■ **To be done**
A. Summarize the logistic regression write-up in two sentences.
B. Using the logistic regression write-up, state whether each statement agrees with it, answering yes or no and quoting the deciding words: (i) The ROSE package was used to undersample the majority class. (ii) The improved model has an AUC of 0.9727. (iii) Specificity dropped sharply in the new model.
C. Extend the logistic regression write-up, picking up after its final sentence.

In this improved logistic regression model, we addressed previous limitations through regularization and class imbalance correction. We employed the ROSE package for oversampling the minority class in our training data, leading to a more balanced dataset. Additionally, we utilized the glmnet package to apply elastic net regularization, a combination of L1 and L2 regularization techniques, enhancing the model’s ability to generalize and reducing the risk of overfitting.

The new model’s performance was evaluated using a confusion matrix and accuracy. The accuracy decreased to 87.96%, a more realistic figure considering the previously imbalanced nature of the dataset. Notably, the sensitivity increased to 94.92%, indicating a significantly improved ability to correctly identify true positives for the minority class. The specificity also remained high at 87.95%, confirming the model’s effectiveness in identifying true negatives.

Key improvements in this model include:

  1. Handling Class Imbalance: Oversampling the minority class created a more balanced training dataset, allowing the model to learn more effectively from both classes.

  2. Regularization: The use of elastic net regularization helped in reducing overfitting by penalizing complex models, thus enhancing the model’s generalizability.

  3. Realistic Accuracy: The adjusted accuracy presents a more realistic view of the model’s performance in a balanced scenario.

  4. Improved Sensitivity: The substantial increase in sensitivity demonstrates the model’s enhanced capability in detecting the minority class.

Overall, these adjustments led to a more robust and reliable logistic regression model, better suited for practical applications due to its improved handling of class imbalance and overfitting.

# Plot ROC curve
library(pROC)
roc_curve <- roc(test_data$offer_success, predictions)
plot(roc_curve, main = "ROC Curve", col = "blue", lwd = 2)

# Calculate and print AUC value
auc_value <- auc(roc_curve)
legend("bottomright", legend = paste("AUC =", round(auc_value, 4)), col = "blue", lwd = 2)

OBSERVATION: The ROC-AUC curve displayed represents the performance of the improved logistic regression model. The curve illustrates the trade-off between sensitivity (true positive rate) and specificity (true negative rate) across different thresholds. The AUC (Area Under the Curve) value is a summary measure of the curve; in this model, the AUC is 0.9727.

An AUC of 0.9727 suggests a high degree of separability between the positive and negative classes, indicating that the model is capable of distinguishing between the two with high accuracy. The closer the AUC is to 1, the better the model is at predicting 0s as 0s and 1s as 1s. An AUC value significantly higher than 0.5, which would represent a random guess, indicates that the model has a strong predictive performance.

■ **Saved data entries**

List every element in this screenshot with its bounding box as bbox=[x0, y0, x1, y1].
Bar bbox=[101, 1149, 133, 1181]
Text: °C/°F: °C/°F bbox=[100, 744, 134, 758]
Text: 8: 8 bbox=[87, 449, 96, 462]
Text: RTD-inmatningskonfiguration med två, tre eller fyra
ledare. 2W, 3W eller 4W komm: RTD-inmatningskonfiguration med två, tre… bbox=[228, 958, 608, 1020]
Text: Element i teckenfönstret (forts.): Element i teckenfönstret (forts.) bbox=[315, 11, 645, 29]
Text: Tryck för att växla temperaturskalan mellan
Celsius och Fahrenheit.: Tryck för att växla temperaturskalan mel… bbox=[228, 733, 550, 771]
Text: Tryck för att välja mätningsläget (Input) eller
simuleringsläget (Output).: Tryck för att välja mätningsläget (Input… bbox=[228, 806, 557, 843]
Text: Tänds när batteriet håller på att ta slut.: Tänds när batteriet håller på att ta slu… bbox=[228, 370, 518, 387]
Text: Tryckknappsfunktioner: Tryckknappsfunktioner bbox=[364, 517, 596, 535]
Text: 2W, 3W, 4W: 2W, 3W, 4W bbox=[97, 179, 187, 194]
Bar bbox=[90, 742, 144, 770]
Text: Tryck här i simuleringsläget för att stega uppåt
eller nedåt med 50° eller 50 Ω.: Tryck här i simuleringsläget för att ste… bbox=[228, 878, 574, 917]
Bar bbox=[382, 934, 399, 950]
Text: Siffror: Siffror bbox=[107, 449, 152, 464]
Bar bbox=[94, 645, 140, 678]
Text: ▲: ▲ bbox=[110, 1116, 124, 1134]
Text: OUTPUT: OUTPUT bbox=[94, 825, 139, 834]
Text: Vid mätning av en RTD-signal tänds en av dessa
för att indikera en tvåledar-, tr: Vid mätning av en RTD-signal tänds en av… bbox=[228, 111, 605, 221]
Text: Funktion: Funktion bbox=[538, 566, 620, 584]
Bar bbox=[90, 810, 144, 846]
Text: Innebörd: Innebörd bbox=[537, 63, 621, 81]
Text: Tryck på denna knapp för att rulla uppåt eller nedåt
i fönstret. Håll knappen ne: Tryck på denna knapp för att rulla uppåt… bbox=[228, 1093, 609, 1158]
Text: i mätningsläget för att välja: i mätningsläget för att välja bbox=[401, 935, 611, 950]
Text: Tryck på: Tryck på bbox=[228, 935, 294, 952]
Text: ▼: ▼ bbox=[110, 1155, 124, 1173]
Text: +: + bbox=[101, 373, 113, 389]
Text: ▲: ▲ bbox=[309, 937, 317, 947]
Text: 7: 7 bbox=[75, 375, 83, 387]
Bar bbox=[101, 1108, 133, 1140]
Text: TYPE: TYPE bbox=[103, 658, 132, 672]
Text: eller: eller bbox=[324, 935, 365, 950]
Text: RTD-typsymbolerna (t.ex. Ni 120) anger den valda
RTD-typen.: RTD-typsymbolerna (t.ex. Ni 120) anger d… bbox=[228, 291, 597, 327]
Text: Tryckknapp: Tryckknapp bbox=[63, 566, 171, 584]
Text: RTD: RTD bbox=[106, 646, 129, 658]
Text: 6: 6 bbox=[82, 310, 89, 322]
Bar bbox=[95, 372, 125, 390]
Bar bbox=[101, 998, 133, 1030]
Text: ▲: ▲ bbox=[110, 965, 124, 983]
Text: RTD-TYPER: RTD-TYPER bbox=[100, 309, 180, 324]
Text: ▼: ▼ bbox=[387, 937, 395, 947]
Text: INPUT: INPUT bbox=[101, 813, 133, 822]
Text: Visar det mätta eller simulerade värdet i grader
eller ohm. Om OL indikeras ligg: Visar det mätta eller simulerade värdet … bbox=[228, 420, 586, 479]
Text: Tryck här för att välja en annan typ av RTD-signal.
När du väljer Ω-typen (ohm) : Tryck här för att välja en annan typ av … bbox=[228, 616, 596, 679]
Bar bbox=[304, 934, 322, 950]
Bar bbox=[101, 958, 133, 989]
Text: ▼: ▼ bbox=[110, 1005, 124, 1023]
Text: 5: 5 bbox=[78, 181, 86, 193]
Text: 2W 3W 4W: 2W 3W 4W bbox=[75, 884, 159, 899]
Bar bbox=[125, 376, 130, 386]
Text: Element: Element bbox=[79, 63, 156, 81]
--
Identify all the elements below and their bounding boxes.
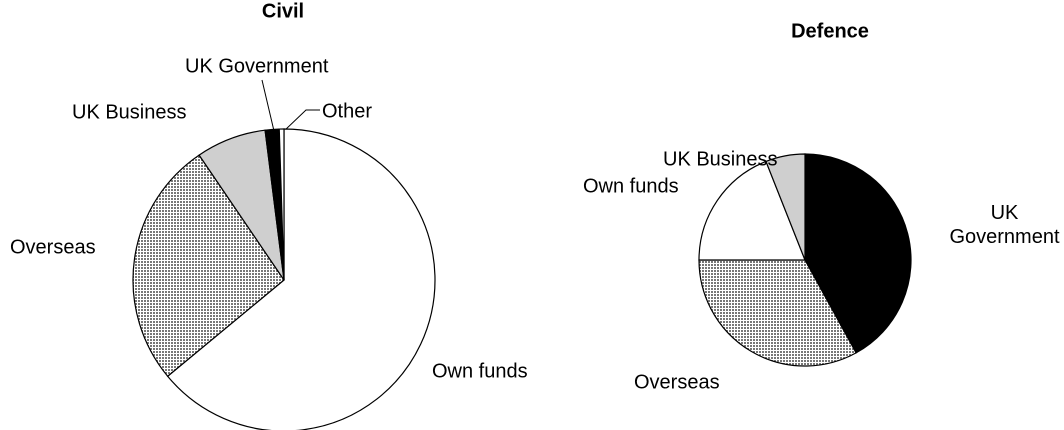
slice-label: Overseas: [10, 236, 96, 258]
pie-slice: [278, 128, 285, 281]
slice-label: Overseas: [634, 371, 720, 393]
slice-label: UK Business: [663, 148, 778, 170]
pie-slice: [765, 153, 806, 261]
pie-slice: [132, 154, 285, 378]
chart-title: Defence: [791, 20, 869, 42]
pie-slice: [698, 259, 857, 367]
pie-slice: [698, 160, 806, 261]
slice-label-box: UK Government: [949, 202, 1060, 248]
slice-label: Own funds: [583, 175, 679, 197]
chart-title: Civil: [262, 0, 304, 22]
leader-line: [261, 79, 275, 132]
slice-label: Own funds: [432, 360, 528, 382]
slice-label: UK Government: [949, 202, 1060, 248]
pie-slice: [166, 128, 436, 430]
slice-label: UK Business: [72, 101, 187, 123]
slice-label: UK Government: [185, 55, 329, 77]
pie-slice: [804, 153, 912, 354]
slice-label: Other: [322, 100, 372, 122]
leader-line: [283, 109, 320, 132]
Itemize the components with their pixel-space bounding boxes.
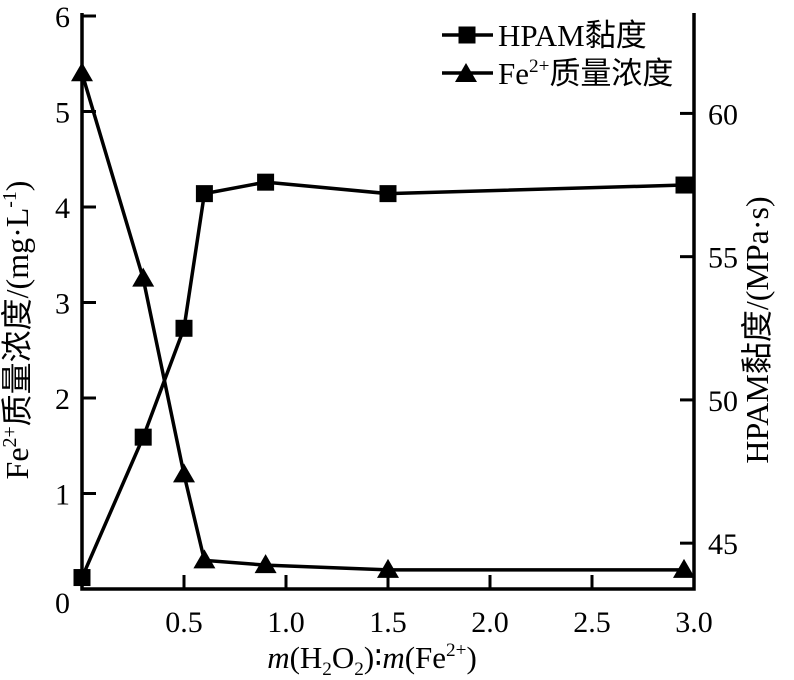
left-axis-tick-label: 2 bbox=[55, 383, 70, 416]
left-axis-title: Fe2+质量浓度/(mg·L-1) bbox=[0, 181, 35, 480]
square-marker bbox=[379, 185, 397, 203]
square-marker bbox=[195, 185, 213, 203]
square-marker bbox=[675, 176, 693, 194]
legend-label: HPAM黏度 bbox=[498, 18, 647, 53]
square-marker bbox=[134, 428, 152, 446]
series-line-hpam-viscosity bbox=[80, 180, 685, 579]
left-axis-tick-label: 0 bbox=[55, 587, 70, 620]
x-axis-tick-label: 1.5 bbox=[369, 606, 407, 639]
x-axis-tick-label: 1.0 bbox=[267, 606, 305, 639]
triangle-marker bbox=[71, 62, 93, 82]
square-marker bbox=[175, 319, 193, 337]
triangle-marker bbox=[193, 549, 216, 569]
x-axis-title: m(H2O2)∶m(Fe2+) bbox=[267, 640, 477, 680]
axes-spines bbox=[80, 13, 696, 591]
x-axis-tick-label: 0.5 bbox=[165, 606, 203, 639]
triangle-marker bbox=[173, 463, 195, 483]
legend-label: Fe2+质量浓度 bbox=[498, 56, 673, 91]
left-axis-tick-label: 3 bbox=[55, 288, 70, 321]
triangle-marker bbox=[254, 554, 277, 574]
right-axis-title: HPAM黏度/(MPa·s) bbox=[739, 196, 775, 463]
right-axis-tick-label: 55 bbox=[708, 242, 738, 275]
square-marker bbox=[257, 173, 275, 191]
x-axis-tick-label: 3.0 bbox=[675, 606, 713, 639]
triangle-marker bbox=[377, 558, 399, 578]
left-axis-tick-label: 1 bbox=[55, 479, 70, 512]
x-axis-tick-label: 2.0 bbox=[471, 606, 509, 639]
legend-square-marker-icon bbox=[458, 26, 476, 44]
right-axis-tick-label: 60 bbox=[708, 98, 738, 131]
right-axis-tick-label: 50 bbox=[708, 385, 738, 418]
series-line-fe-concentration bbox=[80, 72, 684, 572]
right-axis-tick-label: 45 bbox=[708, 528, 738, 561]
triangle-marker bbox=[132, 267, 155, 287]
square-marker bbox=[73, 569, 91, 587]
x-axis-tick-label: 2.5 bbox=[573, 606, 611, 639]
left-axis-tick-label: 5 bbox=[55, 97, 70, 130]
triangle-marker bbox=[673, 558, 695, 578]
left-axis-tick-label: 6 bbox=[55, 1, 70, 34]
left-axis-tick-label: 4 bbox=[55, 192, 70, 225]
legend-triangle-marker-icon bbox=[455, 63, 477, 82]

■ **In response**
A. The improved logistic regression model oversampled the minority class with the ROSE package and applied elastic net regularization through glmnet to address class imbalance and overfitting. Accuracy fell to a more realistic 87.96%, while sensitivity rose to 94.92%, specificity stayed at 87.95%, and the AUC reached 0.9727, indicating strong separation between the classes.

B.
(i) No: "We employed the ROSE package for oversampling the minority class in our training data"
(ii) Yes: "in this model, the AUC is 0.9727."
(iii) No: "The specificity also remained high at 87.95%"

C.
In summary, the ROC-AUC curve and the high AUC value of 0.9727 reflect the model’s robustness and its improved ability to identify both classes accurately, signifying a substantial advancement from the initial logistic regression approach.

# Load libraries
library(dplyr)
library(rpart)
library(caret)


# Split the data into training and testing sets
set.seed(123)  # Set seed for reproducibility
sample_index <- sample(nrow(model_df), 0.8 * nrow(model_df))
train_data <- model_df[sample_index, ]
test_data <- model_df[-sample_index, ]

formula <- as.formula("offer_success ~ user_id + offer_id + offer_reward + difficulty + duration + bogo + discount + informational + email + mobile + social + web")

# Train the Decision Tree model
model_dtree_old <- rpart(formula, data = train_data, method = "class")

# Make predictions on the test set
predictions <- predict(model_dtree_old, newdata = test_data, type = "class")

# Evaluate the model
conf_matrix <- table(predictions, test_data$offer_success)
accuracy <- sum(diag(conf_matrix)) / sum(conf_matrix)

# Use caret's confusionMatrix function for a detailed report
conf_matrix_caret <- confusionMatrix(data = as.factor(predictions), reference = as.factor(test_data$offer_success))

print(conf_matrix)
##            
## predictions      0      1
##           0    400     56
##           1    171 315155
print(paste("Accuracy:", round(accuracy, 4)))
## [1] "Accuracy: 0.9993"
print("\n***Decision Tree***\n")
## [1] "\n***Decision Tree***\n"
print(conf_matrix_caret)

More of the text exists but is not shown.